Collected data:
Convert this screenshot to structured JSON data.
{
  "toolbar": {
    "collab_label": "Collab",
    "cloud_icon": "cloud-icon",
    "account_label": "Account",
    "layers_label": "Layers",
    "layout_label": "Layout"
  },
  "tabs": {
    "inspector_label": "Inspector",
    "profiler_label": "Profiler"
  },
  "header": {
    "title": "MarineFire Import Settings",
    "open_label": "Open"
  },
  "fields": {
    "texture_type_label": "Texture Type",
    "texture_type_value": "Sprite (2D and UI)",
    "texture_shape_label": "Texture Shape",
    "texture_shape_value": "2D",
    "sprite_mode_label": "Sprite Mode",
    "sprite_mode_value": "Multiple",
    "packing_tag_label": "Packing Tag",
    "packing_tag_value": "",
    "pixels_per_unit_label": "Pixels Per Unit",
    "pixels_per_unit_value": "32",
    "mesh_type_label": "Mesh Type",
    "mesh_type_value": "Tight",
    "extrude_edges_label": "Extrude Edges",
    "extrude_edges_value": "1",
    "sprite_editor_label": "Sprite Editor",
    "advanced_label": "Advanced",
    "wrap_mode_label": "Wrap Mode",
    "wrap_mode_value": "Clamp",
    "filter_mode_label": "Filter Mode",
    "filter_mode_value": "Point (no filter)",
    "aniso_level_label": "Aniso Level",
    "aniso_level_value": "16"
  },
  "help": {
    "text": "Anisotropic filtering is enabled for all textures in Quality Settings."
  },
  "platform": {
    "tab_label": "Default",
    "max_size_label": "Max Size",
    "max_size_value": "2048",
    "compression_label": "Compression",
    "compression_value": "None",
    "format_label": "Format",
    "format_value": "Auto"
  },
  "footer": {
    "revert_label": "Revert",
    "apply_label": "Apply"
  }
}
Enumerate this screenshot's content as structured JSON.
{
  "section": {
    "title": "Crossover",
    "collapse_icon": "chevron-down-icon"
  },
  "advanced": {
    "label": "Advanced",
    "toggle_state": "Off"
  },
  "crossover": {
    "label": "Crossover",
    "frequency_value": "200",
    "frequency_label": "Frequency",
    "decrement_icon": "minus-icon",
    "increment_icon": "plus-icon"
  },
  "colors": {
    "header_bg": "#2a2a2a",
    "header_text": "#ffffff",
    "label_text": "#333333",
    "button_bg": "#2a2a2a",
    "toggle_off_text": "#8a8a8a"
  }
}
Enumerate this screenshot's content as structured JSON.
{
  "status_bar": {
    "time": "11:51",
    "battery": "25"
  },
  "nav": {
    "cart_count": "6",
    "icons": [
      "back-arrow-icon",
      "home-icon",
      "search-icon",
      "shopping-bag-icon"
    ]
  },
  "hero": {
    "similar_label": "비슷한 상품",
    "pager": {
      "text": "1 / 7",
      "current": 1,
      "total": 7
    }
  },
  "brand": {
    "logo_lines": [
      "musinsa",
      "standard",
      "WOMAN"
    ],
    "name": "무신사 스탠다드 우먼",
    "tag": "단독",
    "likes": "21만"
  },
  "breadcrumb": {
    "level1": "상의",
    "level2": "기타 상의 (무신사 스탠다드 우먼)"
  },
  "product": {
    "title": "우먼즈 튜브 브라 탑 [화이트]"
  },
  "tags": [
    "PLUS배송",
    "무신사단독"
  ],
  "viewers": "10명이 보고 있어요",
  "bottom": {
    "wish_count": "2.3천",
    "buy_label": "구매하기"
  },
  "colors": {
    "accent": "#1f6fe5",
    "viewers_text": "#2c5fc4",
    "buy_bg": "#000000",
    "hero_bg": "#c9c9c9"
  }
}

* * *

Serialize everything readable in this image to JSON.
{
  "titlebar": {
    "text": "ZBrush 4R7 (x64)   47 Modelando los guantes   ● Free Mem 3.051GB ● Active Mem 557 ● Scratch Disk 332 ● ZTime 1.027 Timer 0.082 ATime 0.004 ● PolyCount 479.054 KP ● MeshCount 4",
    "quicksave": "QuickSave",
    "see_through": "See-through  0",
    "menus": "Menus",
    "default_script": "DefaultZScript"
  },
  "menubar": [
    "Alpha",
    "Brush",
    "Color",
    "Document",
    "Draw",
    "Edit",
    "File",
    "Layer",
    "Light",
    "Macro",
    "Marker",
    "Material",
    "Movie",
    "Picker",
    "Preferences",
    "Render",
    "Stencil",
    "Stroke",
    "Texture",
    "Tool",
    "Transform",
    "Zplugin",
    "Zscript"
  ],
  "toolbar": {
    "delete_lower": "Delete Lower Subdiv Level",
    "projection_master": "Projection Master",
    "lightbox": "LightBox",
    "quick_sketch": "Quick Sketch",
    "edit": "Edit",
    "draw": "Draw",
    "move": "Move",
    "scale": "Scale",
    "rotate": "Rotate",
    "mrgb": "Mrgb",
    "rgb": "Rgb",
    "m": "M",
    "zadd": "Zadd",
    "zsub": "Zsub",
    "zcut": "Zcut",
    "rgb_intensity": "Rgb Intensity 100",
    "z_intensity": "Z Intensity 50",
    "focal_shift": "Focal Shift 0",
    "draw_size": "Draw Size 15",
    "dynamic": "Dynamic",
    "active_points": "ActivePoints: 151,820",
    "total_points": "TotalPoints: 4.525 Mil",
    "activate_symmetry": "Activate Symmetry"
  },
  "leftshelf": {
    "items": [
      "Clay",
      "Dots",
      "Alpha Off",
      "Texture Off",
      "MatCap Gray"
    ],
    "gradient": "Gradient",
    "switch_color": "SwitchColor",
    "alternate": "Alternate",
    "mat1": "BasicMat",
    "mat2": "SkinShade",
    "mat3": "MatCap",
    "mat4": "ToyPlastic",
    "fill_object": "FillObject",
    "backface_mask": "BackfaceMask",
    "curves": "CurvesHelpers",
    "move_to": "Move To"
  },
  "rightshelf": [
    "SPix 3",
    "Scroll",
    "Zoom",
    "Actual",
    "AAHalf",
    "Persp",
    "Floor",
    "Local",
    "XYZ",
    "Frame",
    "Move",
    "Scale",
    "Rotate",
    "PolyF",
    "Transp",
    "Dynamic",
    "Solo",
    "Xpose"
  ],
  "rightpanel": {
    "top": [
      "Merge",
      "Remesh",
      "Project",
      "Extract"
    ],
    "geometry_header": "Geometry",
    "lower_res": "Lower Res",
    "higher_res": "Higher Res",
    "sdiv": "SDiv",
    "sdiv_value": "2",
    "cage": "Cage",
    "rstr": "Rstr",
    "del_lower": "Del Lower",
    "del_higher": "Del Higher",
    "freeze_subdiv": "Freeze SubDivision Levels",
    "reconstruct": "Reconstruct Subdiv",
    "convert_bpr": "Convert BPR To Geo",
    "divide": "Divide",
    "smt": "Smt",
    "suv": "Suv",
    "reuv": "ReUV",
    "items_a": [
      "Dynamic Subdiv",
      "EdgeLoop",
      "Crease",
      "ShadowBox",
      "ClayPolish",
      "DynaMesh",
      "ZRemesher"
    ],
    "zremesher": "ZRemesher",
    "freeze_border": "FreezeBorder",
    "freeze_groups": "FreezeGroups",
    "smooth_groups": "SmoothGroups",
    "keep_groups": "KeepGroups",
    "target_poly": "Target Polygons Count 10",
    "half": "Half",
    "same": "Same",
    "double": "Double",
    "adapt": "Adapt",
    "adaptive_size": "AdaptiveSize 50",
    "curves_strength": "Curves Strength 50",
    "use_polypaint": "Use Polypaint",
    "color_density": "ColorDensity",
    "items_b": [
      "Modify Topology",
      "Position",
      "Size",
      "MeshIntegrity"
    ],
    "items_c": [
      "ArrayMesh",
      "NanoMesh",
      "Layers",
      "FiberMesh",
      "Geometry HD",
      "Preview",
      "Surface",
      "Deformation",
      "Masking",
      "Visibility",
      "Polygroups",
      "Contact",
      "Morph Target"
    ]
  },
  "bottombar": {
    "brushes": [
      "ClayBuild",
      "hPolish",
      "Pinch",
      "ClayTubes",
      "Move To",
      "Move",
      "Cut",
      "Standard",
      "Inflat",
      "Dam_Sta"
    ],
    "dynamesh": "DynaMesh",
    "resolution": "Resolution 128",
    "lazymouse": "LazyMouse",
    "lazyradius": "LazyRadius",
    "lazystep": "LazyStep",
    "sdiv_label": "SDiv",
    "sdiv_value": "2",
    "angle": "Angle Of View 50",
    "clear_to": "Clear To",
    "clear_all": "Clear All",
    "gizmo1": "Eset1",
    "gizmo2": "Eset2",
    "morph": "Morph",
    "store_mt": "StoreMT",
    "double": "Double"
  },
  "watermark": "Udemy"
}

**What is required**
Which lines of the data above contain "Convert"? Copy each one.

**Task result**
Convert this screenshot to structured JSON data.
    "convert_bpr": "Convert BPR To Geo",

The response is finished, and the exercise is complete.